Stored records
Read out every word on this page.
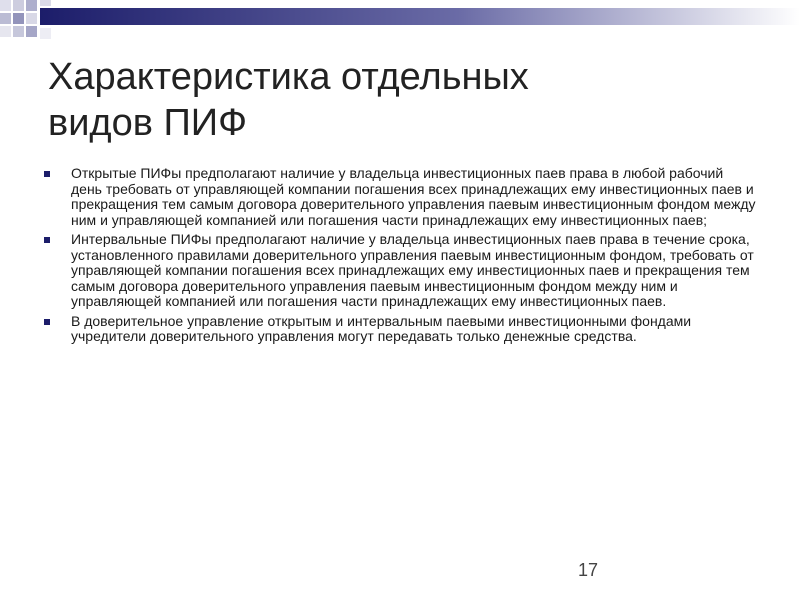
Характеристика отдельных
видов ПИФ
Открытые ПИФы предполагают наличие у владельца инвестиционных паев права в любой рабочий день требовать от управляющей компании погашения всех принадлежащих ему инвестиционных паев и прекращения тем самым договора доверительного управления паевым инвестиционным фондом между ним и управляющей компанией или погашения части принадлежащих ему инвестиционных паев;
Интервальные ПИФы предполагают наличие у владельца инвестиционных паев права в течение срока, установленного правилами доверительного управления паевым инвестиционным фондом, требовать от управляющей компании погашения всех принадлежащих ему инвестиционных паев и прекращения тем самым договора доверительного управления паевым инвестиционным фондом между ним и управляющей компанией или погашения части принадлежащих ему инвестиционных паев.
В доверительное управление открытым и интервальным паевыми инвестиционными фондами учредители доверительного управления могут передавать только денежные средства.
17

[Exercise] Transcribe the entries above verbatim, omitting their pictures.

[Answer for the task]
Read out every word on this page.
Характеристика отдельных
видов ПИФ
Открытые ПИФы предполагают наличие у владельца инвестиционных паев права в любой рабочий день требовать от управляющей компании погашения всех принадлежащих ему инвестиционных паев и прекращения тем самым договора доверительного управления паевым инвестиционным фондом между ним и управляющей компанией или погашения части принадлежащих ему инвестиционных паев;
Интервальные ПИФы предполагают наличие у владельца инвестиционных паев права в течение срока, установленного правилами доверительного управления паевым инвестиционным фондом, требовать от управляющей компании погашения всех принадлежащих ему инвестиционных паев и прекращения тем самым договора доверительного управления паевым инвестиционным фондом между ним и управляющей компанией или погашения части принадлежащих ему инвестиционных паев.
В доверительное управление открытым и интервальным паевыми инвестиционными фондами учредители доверительного управления могут передавать только денежные средства.
17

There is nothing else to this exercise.